Otra obligación que impone la honestidad intelectual es la coherencia. Mantener la clasificación de terroristas para Hamás obliga a aplicar la misma caracterización a los grupos judíos sionistas armados y soldados israelitas que impusieron su presencia en Palestina. En su afán de ocupar y consolidar la tierra adquirida, cometieron atrocidades contra población civil inocente comparables con las cometidas estos días por Hamás, tanto en brutalidad como en número de muertos. Doy ejemplos:
“En 1948 la villa de Deir Yassin fue atacada por guerrilleros israelitas de los grupos Haganah e Irgún matando a entre 100 y 200 hombres, mujeres y niños, cuyos cuerpos mutilados fueron echados a los pozos”. “En su libro, La revuelta, Menahen Begin, describe sus actos de terrorismo, incluyendo esta masacre” (Edward Said, La cuestión palestina).

Sobre la tarea: Traduce al inglés esta oración del texto para analizar: «Otra obligación que impone la honestidad intelectual es la coherencia».

Datos proporcionados:
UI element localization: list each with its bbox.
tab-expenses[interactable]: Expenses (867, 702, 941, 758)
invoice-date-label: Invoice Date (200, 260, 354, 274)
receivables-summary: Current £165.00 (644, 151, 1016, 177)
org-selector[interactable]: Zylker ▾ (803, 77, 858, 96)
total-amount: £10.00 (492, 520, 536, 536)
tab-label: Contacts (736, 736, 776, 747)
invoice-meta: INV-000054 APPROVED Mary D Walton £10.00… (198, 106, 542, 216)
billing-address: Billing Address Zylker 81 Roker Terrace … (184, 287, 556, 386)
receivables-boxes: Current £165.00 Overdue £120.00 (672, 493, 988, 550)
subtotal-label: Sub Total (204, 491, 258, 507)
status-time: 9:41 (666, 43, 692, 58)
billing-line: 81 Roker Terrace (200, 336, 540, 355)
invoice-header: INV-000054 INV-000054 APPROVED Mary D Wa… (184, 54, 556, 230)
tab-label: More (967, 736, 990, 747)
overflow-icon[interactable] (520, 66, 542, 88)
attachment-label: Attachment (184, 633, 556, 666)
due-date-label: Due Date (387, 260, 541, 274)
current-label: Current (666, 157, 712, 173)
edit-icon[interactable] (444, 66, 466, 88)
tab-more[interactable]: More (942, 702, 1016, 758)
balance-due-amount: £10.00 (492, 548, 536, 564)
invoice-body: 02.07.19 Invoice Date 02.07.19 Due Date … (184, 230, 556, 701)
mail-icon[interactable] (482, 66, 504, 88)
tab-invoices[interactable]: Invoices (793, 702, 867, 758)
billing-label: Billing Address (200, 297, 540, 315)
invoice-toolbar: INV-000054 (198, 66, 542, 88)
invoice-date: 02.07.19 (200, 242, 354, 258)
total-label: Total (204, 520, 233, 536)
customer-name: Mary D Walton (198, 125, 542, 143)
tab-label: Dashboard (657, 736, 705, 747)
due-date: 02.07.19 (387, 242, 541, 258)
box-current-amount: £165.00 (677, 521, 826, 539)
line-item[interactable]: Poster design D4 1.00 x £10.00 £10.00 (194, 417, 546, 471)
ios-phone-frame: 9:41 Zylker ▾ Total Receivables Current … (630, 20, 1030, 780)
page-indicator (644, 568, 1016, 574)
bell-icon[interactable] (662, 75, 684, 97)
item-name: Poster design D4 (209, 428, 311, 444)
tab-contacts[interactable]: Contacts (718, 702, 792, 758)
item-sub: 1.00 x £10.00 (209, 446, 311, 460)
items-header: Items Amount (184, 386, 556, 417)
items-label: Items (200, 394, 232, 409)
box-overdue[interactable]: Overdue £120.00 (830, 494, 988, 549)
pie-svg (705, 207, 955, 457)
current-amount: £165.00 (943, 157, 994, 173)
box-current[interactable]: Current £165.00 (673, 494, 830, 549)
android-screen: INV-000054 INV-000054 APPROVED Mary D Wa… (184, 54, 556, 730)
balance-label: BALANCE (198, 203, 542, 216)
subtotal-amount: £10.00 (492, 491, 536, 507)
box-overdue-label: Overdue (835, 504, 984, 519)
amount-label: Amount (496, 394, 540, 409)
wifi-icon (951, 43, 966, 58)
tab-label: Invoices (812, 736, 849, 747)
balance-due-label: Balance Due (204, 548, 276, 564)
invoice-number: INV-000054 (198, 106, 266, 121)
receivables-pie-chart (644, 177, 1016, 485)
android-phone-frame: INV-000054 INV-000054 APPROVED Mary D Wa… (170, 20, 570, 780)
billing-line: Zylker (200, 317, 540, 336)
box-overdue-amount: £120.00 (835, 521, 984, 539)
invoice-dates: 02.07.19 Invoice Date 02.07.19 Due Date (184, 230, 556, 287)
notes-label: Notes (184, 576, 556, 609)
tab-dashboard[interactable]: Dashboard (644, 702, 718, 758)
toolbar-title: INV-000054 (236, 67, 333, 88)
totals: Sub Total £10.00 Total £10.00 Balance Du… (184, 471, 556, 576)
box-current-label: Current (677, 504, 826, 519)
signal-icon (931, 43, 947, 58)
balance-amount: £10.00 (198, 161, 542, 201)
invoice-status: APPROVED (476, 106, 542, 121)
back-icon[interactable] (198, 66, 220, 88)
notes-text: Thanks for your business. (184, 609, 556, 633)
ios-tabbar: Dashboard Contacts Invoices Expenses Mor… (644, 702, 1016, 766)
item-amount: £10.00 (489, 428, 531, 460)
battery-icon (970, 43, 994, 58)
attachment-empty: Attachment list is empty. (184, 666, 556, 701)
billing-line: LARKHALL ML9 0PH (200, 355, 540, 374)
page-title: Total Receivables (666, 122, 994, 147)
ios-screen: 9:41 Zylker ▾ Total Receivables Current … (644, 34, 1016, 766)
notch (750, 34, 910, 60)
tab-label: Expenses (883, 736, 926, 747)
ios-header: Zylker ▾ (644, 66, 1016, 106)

Respuesta a la tarea: Another obligation imposed by intellectual honesty is consistency.